## Entries from a visual dataset
[start]

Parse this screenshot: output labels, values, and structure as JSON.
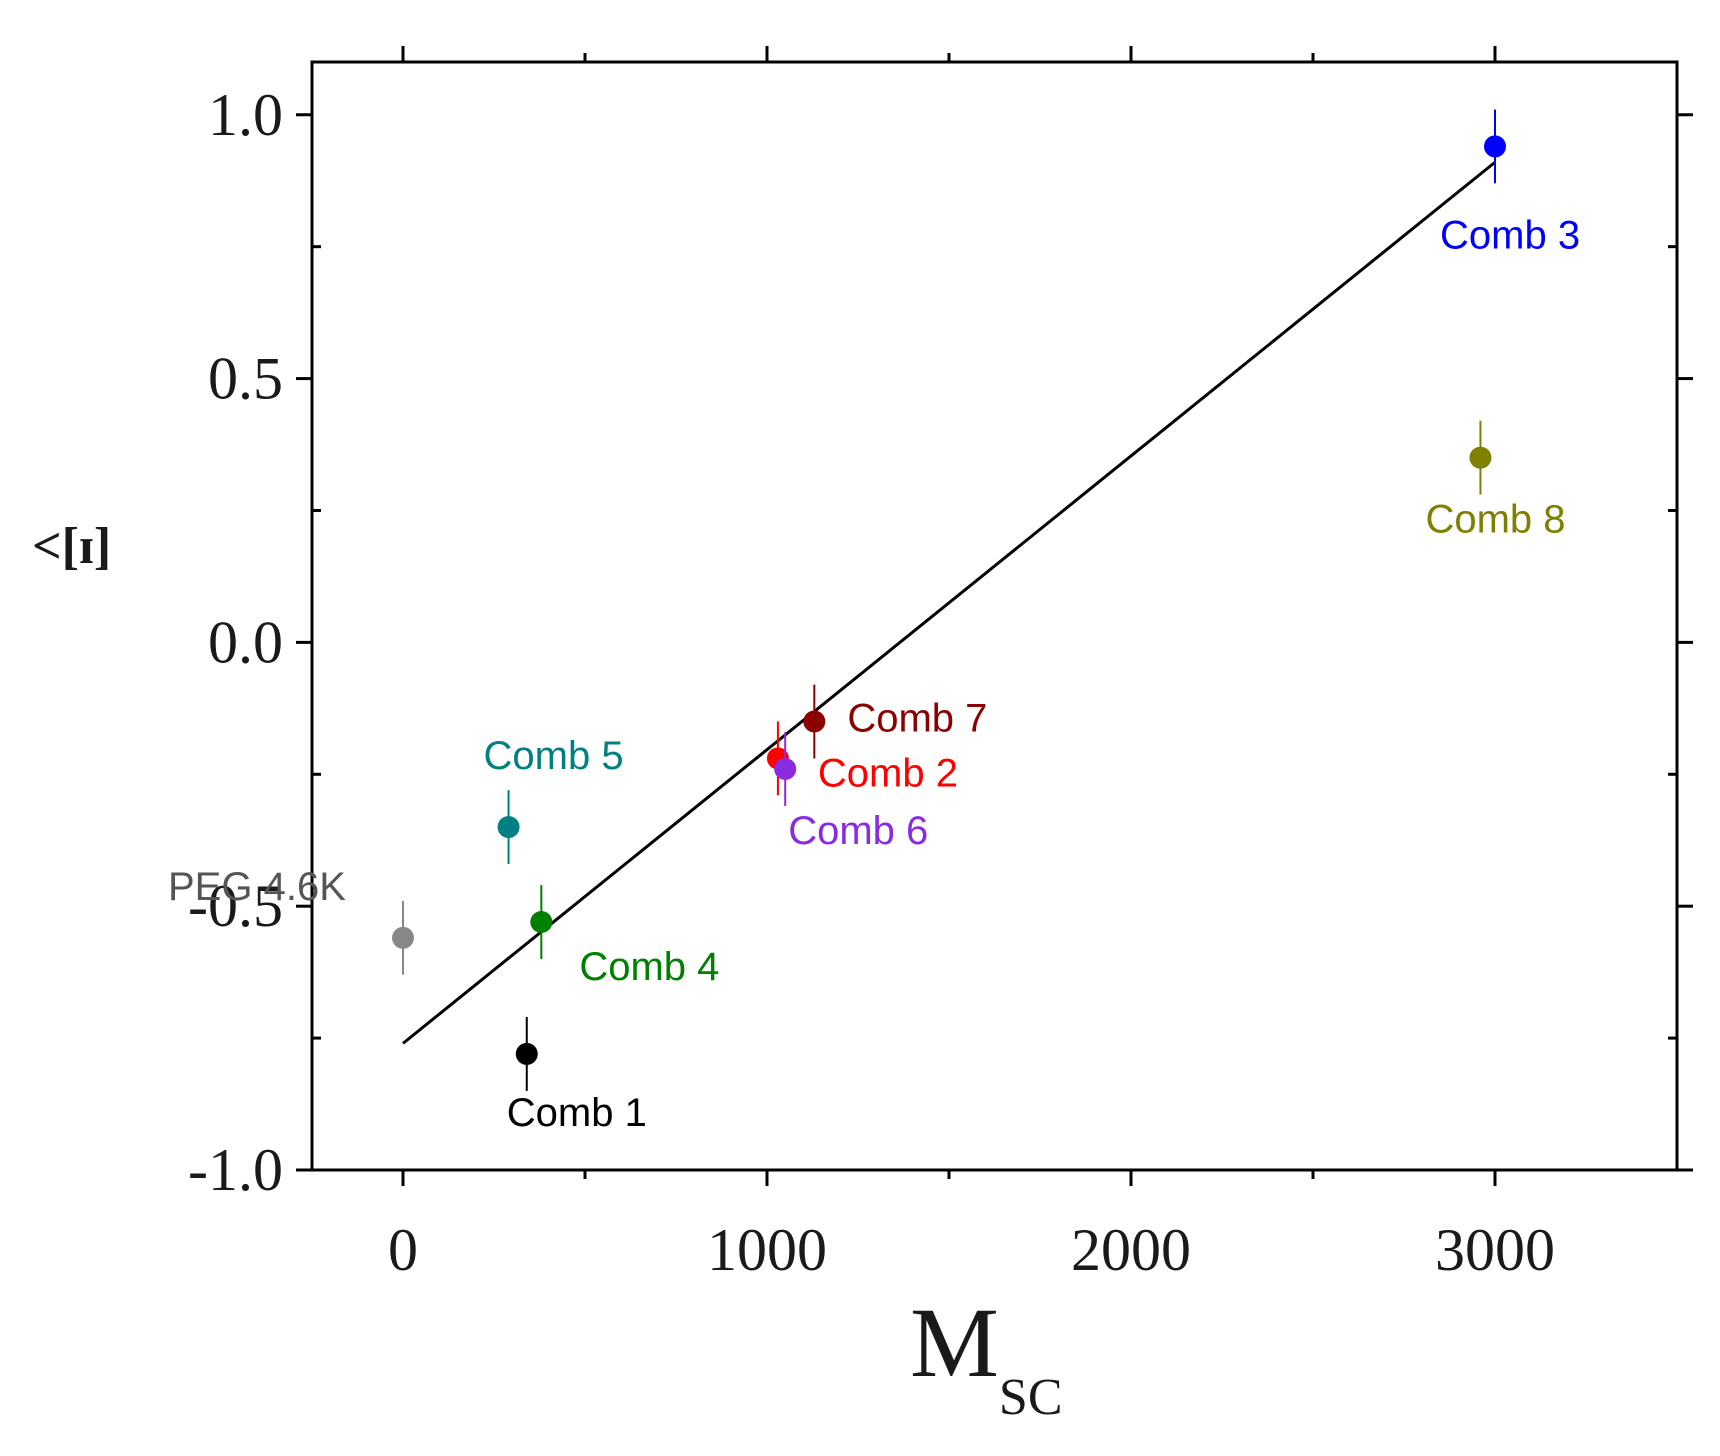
{
  "chart_data": {
    "type": "scatter",
    "xlabel": "M",
    "xlabel_subscript": "SC",
    "ylabel": "<[ɪ]",
    "xlim": [
      -250,
      3500
    ],
    "ylim": [
      -1.0,
      1.1
    ],
    "xticks": [
      0,
      1000,
      2000,
      3000
    ],
    "xtick_labels": [
      "0",
      "1000",
      "2000",
      "3000"
    ],
    "xminor_ticks": [
      500,
      1500,
      2500
    ],
    "yticks": [
      -1.0,
      -0.5,
      0.0,
      0.5,
      1.0
    ],
    "ytick_labels": [
      "-1.0",
      "-0.5",
      "0.0",
      "0.5",
      "1.0"
    ],
    "yminor_ticks": [
      -0.75,
      -0.25,
      0.25,
      0.75
    ],
    "grid": false,
    "fit_line": {
      "x": [
        0,
        3000
      ],
      "y": [
        -0.76,
        0.91
      ],
      "color": "#000000"
    },
    "points": [
      {
        "name": "PEG 4.6K",
        "x": 0,
        "y": -0.56,
        "err": 0.07,
        "color": "#888888",
        "label_dx": -235,
        "label_dy": -38,
        "label_color": "#555555"
      },
      {
        "name": "Comb 1",
        "x": 340,
        "y": -0.78,
        "err": 0.07,
        "color": "#000000",
        "label_dx": -20,
        "label_dy": 72,
        "label_color": "#000000"
      },
      {
        "name": "Comb 2",
        "x": 1030,
        "y": -0.22,
        "err": 0.07,
        "color": "#ff0000",
        "label_dx": 40,
        "label_dy": 28,
        "label_color": "#ff0000"
      },
      {
        "name": "Comb 3",
        "x": 3000,
        "y": 0.94,
        "err": 0.07,
        "color": "#0000ff",
        "label_dx": -55,
        "label_dy": 102,
        "label_color": "#0000ff"
      },
      {
        "name": "Comb 4",
        "x": 380,
        "y": -0.53,
        "err": 0.07,
        "color": "#008000",
        "label_dx": 38,
        "label_dy": 58,
        "label_color": "#008000"
      },
      {
        "name": "Comb 5",
        "x": 290,
        "y": -0.35,
        "err": 0.07,
        "color": "#008080",
        "label_dx": -25,
        "label_dy": -58,
        "label_color": "#008080"
      },
      {
        "name": "Comb 6",
        "x": 1050,
        "y": -0.24,
        "err": 0.07,
        "color": "#8a2be2",
        "label_dx": 3,
        "label_dy": 75,
        "label_color": "#8a2be2"
      },
      {
        "name": "Comb 7",
        "x": 1130,
        "y": -0.15,
        "err": 0.07,
        "color": "#8b0000",
        "label_dx": 33,
        "label_dy": 10,
        "label_color": "#8b0000"
      },
      {
        "name": "Comb 8",
        "x": 2960,
        "y": 0.35,
        "err": 0.07,
        "color": "#808000",
        "label_dx": -55,
        "label_dy": 75,
        "label_color": "#808000"
      }
    ]
  }
}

[end]

## Task details
Copy out the whole listing exactly, and don't carry over any pictures.

## Reply
Parse this screenshot: output labels, values, and structure as JSON.
{
  "chart_data": {
    "type": "scatter",
    "xlabel": "M",
    "xlabel_subscript": "SC",
    "ylabel": "<[ɪ]",
    "xlim": [
      -250,
      3500
    ],
    "ylim": [
      -1.0,
      1.1
    ],
    "xticks": [
      0,
      1000,
      2000,
      3000
    ],
    "xtick_labels": [
      "0",
      "1000",
      "2000",
      "3000"
    ],
    "xminor_ticks": [
      500,
      1500,
      2500
    ],
    "yticks": [
      -1.0,
      -0.5,
      0.0,
      0.5,
      1.0
    ],
    "ytick_labels": [
      "-1.0",
      "-0.5",
      "0.0",
      "0.5",
      "1.0"
    ],
    "yminor_ticks": [
      -0.75,
      -0.25,
      0.25,
      0.75
    ],
    "grid": false,
    "fit_line": {
      "x": [
        0,
        3000
      ],
      "y": [
        -0.76,
        0.91
      ],
      "color": "#000000"
    },
    "points": [
      {
        "name": "PEG 4.6K",
        "x": 0,
        "y": -0.56,
        "err": 0.07,
        "color": "#888888",
        "label_dx": -235,
        "label_dy": -38,
        "label_color": "#555555"
      },
      {
        "name": "Comb 1",
        "x": 340,
        "y": -0.78,
        "err": 0.07,
        "color": "#000000",
        "label_dx": -20,
        "label_dy": 72,
        "label_color": "#000000"
      },
      {
        "name": "Comb 2",
        "x": 1030,
        "y": -0.22,
        "err": 0.07,
        "color": "#ff0000",
        "label_dx": 40,
        "label_dy": 28,
        "label_color": "#ff0000"
      },
      {
        "name": "Comb 3",
        "x": 3000,
        "y": 0.94,
        "err": 0.07,
        "color": "#0000ff",
        "label_dx": -55,
        "label_dy": 102,
        "label_color": "#0000ff"
      },
      {
        "name": "Comb 4",
        "x": 380,
        "y": -0.53,
        "err": 0.07,
        "color": "#008000",
        "label_dx": 38,
        "label_dy": 58,
        "label_color": "#008000"
      },
      {
        "name": "Comb 5",
        "x": 290,
        "y": -0.35,
        "err": 0.07,
        "color": "#008080",
        "label_dx": -25,
        "label_dy": -58,
        "label_color": "#008080"
      },
      {
        "name": "Comb 6",
        "x": 1050,
        "y": -0.24,
        "err": 0.07,
        "color": "#8a2be2",
        "label_dx": 3,
        "label_dy": 75,
        "label_color": "#8a2be2"
      },
      {
        "name": "Comb 7",
        "x": 1130,
        "y": -0.15,
        "err": 0.07,
        "color": "#8b0000",
        "label_dx": 33,
        "label_dy": 10,
        "label_color": "#8b0000"
      },
      {
        "name": "Comb 8",
        "x": 2960,
        "y": 0.35,
        "err": 0.07,
        "color": "#808000",
        "label_dx": -55,
        "label_dy": 75,
        "label_color": "#808000"
      }
    ]
  }
}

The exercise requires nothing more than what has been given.